## [What needs to be done]
Format every line of the entries below as a JSON list of strings, with each line as its own string and all blank lines omitted.

[Stored dataset items]

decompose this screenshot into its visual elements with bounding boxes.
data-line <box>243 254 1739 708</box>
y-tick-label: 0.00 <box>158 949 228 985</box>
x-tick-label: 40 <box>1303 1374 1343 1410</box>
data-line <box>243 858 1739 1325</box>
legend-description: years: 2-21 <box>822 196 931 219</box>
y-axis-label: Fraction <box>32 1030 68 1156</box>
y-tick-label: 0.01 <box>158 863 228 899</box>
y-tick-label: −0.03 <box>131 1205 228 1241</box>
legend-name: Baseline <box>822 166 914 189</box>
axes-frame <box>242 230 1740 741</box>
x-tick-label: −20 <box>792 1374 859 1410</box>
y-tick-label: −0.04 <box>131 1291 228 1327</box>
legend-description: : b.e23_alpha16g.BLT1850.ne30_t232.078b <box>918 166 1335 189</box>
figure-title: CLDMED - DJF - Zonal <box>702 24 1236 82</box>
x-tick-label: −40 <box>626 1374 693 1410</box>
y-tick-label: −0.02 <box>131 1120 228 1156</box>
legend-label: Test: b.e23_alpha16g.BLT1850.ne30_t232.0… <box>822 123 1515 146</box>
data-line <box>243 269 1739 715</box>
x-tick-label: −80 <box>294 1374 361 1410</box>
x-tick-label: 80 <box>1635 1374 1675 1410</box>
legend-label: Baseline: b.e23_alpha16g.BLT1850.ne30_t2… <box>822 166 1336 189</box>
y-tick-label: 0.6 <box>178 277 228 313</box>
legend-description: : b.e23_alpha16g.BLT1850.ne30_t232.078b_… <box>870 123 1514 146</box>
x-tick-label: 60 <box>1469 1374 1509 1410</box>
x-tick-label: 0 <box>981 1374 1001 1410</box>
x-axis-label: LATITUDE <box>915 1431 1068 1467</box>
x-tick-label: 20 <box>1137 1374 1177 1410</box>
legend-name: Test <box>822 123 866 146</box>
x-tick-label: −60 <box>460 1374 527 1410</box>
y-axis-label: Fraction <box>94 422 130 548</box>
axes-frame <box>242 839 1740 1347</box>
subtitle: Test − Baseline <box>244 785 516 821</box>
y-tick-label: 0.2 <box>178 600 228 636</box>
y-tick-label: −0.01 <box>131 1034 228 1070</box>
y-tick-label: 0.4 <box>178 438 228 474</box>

## [Result below]
[
  "decompose this screenshot into its visual elements with bounding boxes.",
  "data-line <box>243 254 1739 708</box>",
  "y-tick-label: 0.00 <box>158 949 228 985</box>",
  "x-tick-label: 40 <box>1303 1374 1343 1410</box>",
  "data-line <box>243 858 1739 1325</box>",
  "legend-description: years: 2-21 <box>822 196 931 219</box>",
  "y-axis-label: Fraction <box>32 1030 68 1156</box>",
  "y-tick-label: 0.01 <box>158 863 228 899</box>",
  "y-tick-label: −0.03 <box>131 1205 228 1241</box>",
  "legend-name: Baseline <box>822 166 914 189</box>",
  "axes-frame <box>242 230 1740 741</box>",
  "x-tick-label: −20 <box>792 1374 859 1410</box>",
  "y-tick-label: −0.04 <box>131 1291 228 1327</box>",
  "legend-description: : b.e23_alpha16g.BLT1850.ne30_t232.078b <box>918 166 1335 189</box>",
  "figure-title: CLDMED - DJF - Zonal <box>702 24 1236 82</box>",
  "x-tick-label: −40 <box>626 1374 693 1410</box>",
  "y-tick-label: −0.02 <box>131 1120 228 1156</box>",
  "legend-label: Test: b.e23_alpha16g.BLT1850.ne30_t232.0… <box>822 123 1515 146</box>",
  "data-line <box>243 269 1739 715</box>",
  "x-tick-label: −80 <box>294 1374 361 1410</box>",
  "x-tick-label: 80 <box>1635 1374 1675 1410</box>",
  "legend-label: Baseline: b.e23_alpha16g.BLT1850.ne30_t2… <box>822 166 1336 189</box>",
  "y-tick-label: 0.6 <box>178 277 228 313</box>",
  "legend-description: : b.e23_alpha16g.BLT1850.ne30_t232.078b_… <box>870 123 1514 146</box>",
  "x-tick-label: 60 <box>1469 1374 1509 1410</box>",
  "x-tick-label: 0 <box>981 1374 1001 1410</box>",
  "x-axis-label: LATITUDE <box>915 1431 1068 1467</box>",
  "x-tick-label: 20 <box>1137 1374 1177 1410</box>",
  "legend-name: Test <box>822 123 866 146</box>",
  "x-tick-label: −60 <box>460 1374 527 1410</box>",
  "y-axis-label: Fraction <box>94 422 130 548</box>",
  "axes-frame <box>242 839 1740 1347</box>",
  "subtitle: Test − Baseline <box>244 785 516 821</box>",
  "y-tick-label: 0.2 <box>178 600 228 636</box>",
  "y-tick-label: −0.01 <box>131 1034 228 1070</box>",
  "y-tick-label: 0.4 <box>178 438 228 474</box>"
]